> TASK TO COMPLETE:
Search the records below for the word "Clark" and show every line where it occurs.

> DATA PROVIDED:
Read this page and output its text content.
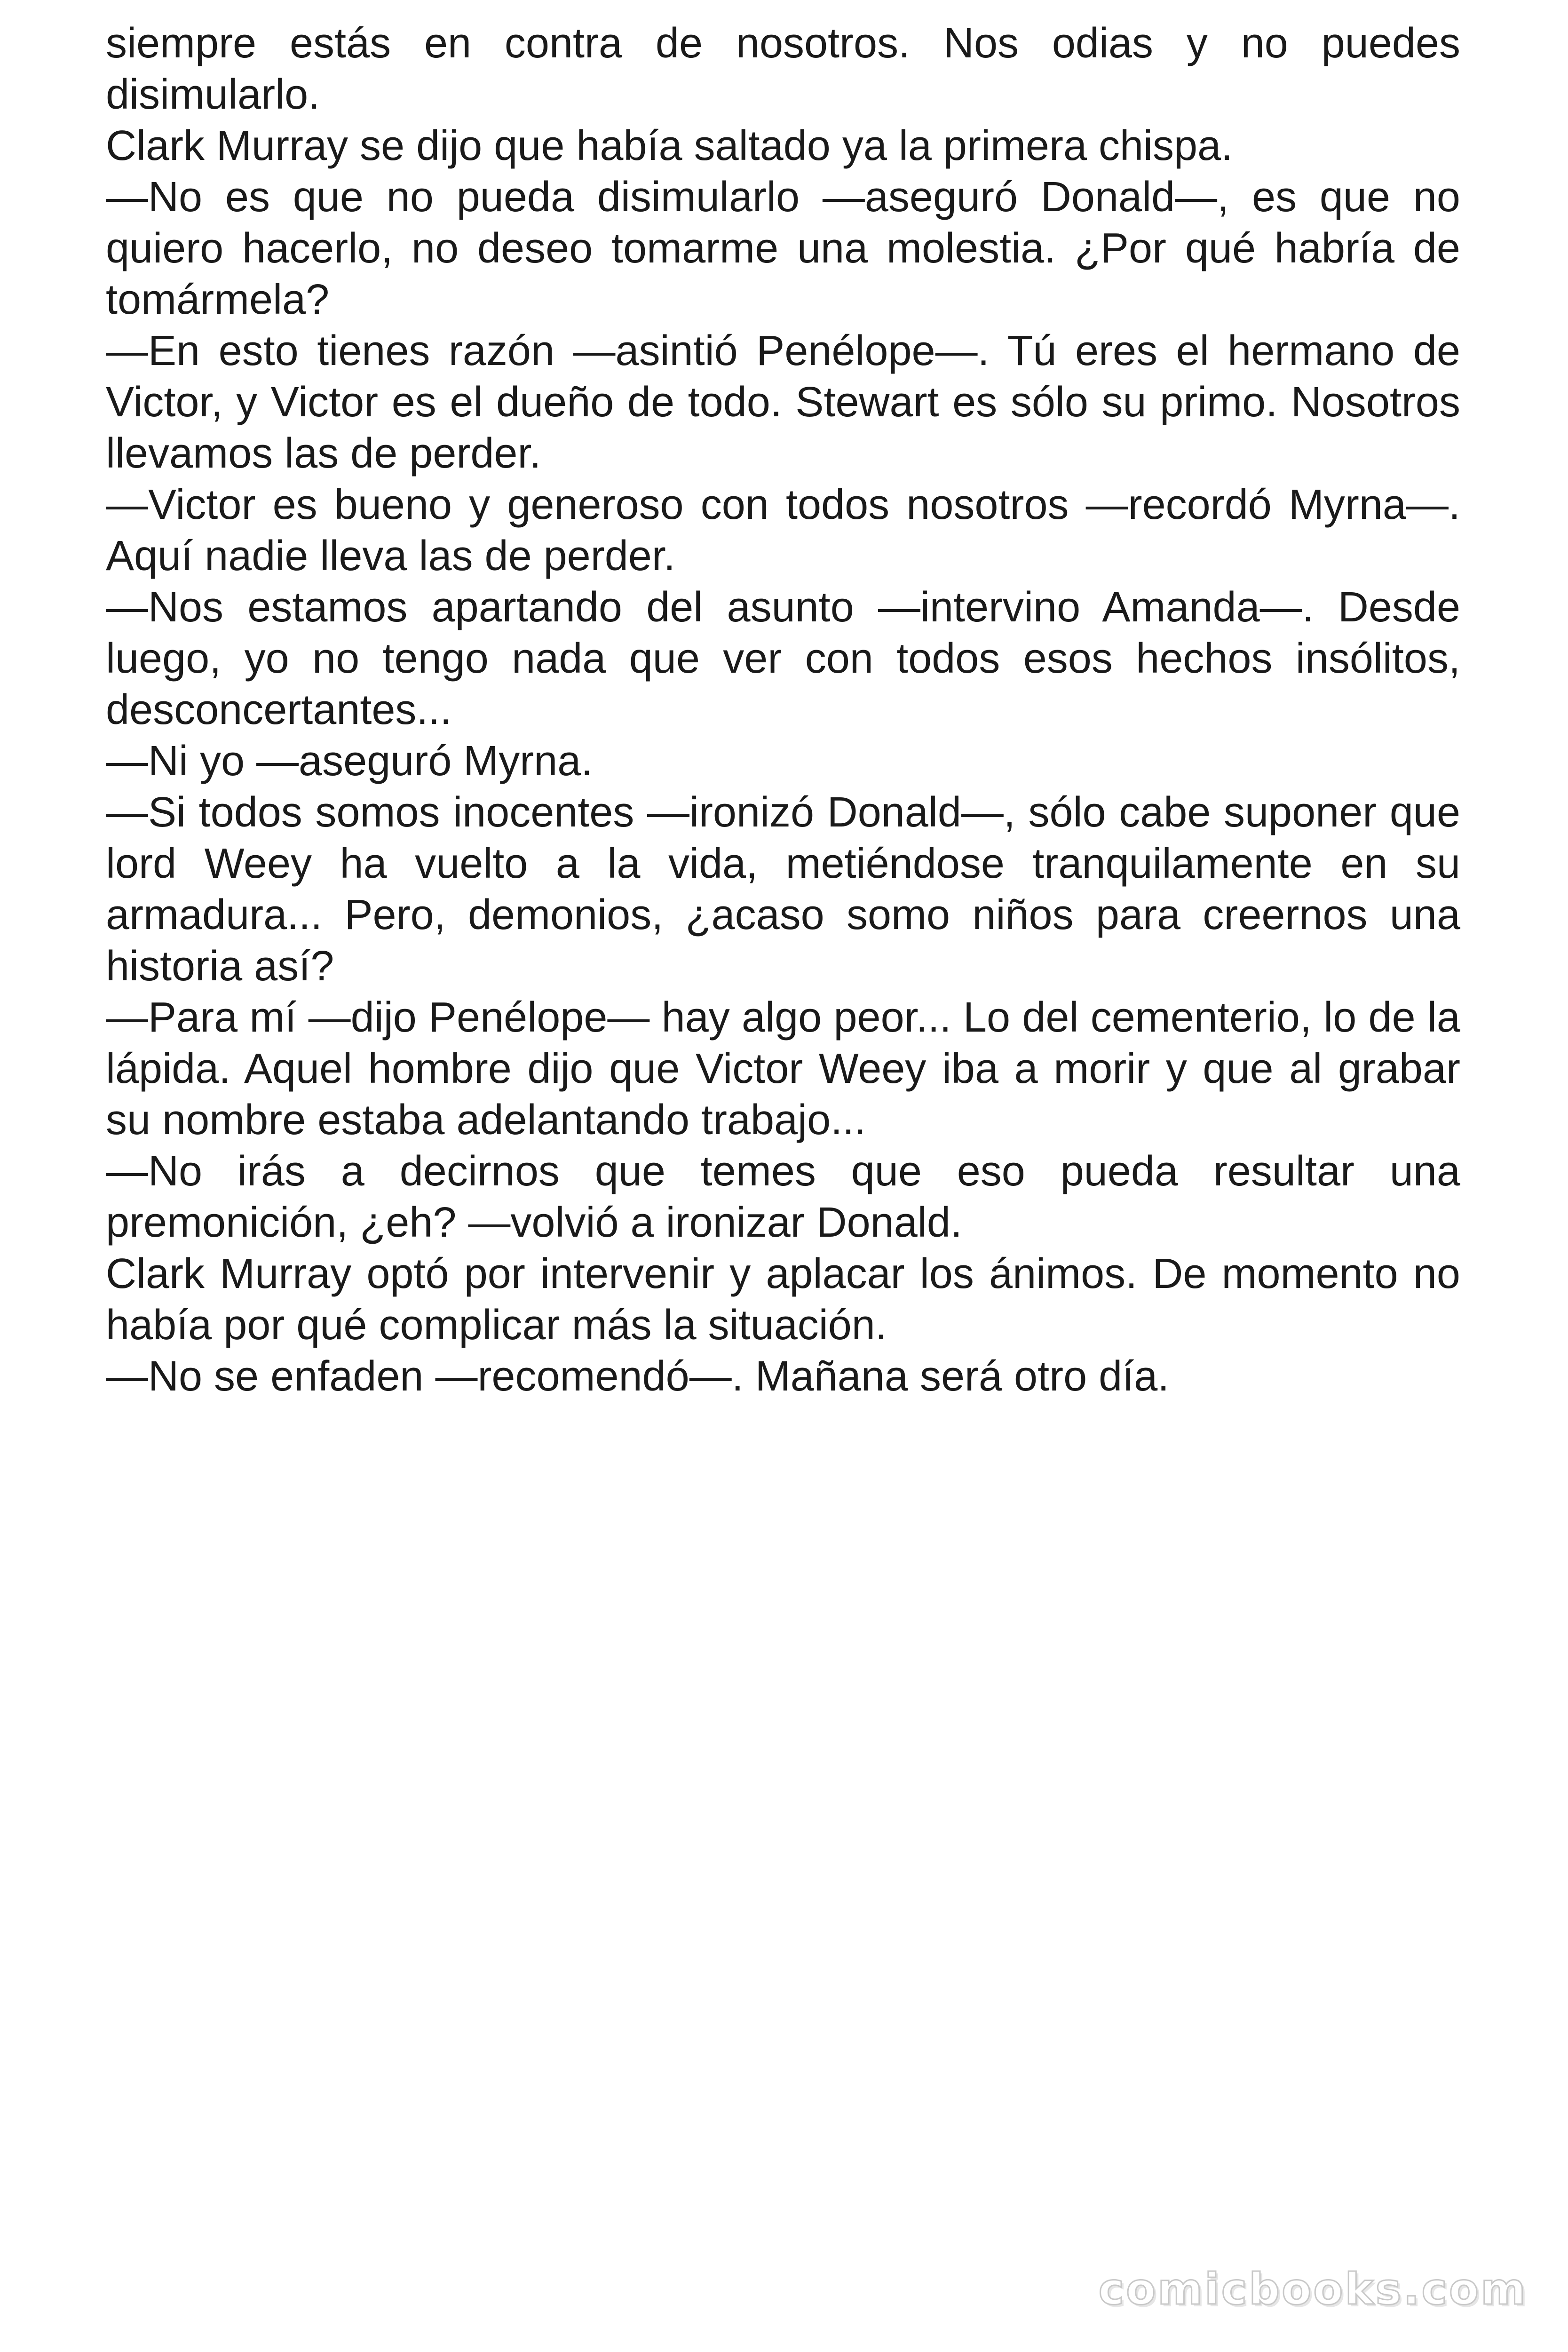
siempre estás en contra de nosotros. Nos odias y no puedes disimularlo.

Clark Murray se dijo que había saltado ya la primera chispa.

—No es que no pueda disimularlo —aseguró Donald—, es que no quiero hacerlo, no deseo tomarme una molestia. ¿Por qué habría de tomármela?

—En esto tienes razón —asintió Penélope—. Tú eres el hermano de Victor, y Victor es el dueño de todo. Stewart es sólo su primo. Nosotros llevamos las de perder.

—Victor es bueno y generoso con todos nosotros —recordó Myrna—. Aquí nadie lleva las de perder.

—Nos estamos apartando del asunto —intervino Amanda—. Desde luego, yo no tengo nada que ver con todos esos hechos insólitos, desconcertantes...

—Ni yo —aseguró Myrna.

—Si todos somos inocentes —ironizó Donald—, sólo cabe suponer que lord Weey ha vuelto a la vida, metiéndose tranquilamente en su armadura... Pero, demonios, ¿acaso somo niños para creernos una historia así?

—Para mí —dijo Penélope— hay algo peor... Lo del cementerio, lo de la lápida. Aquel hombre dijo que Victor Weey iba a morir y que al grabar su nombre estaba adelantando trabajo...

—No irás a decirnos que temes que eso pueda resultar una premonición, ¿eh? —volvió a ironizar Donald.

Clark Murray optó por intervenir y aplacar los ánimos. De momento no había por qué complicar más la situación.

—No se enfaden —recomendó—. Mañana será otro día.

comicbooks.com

> RESULT OF THIS TASK:
Clark Murray se dijo que había saltado ya la primera chispa.
Clark Murray optó por intervenir y aplacar los ánimos. De momento no había por qué complicar más la situación.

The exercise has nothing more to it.